§ TASK GOAL
Reproduce the records that follow in full, excluding any picture they contain.

§ EXCERPTED RECORDS
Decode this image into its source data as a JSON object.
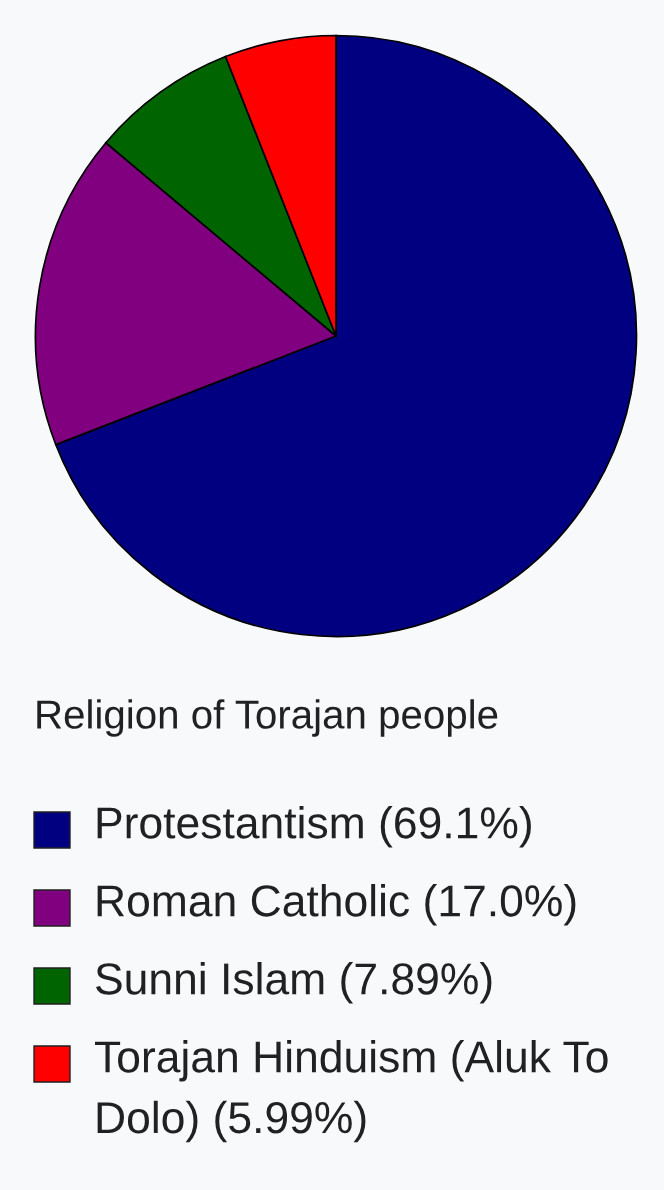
{
  "chart_data": {
    "type": "pie",
    "title": "Religion of Torajan people",
    "categories": [
      "Protestantism",
      "Roman Catholic",
      "Sunni Islam",
      "Torajan Hinduism (Aluk To Dolo)"
    ],
    "values": [
      69.1,
      17.0,
      7.89,
      5.99
    ],
    "colors": [
      "#000080",
      "#800080",
      "#006400",
      "#ff0000"
    ],
    "value_labels": [
      "(69.1%)",
      "(17.0%)",
      "(7.89%)",
      "(5.99%)"
    ],
    "legend": "bottom"
  }
}
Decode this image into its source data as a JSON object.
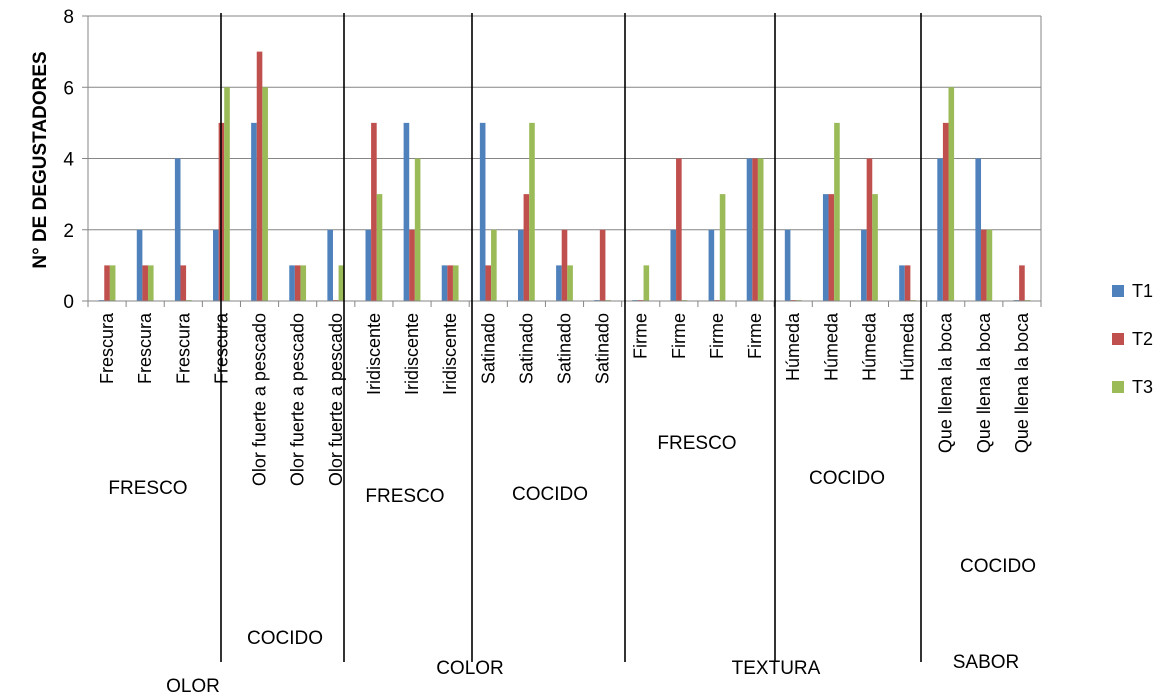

§ OUTPUT FOR THIS EXERCISE
Decode this image into its source data as a JSON object.
{
  "chart_data": {
    "type": "pie",
    "title": "Religion of Torajan people",
    "categories": [
      "Protestantism",
      "Roman Catholic",
      "Sunni Islam",
      "Torajan Hinduism (Aluk To Dolo)"
    ],
    "values": [
      69.1,
      17.0,
      7.89,
      5.99
    ],
    "colors": [
      "#000080",
      "#800080",
      "#006400",
      "#ff0000"
    ],
    "value_labels": [
      "(69.1%)",
      "(17.0%)",
      "(7.89%)",
      "(5.99%)"
    ],
    "legend": "bottom"
  }
}
Decode this image into its source data as a JSON object.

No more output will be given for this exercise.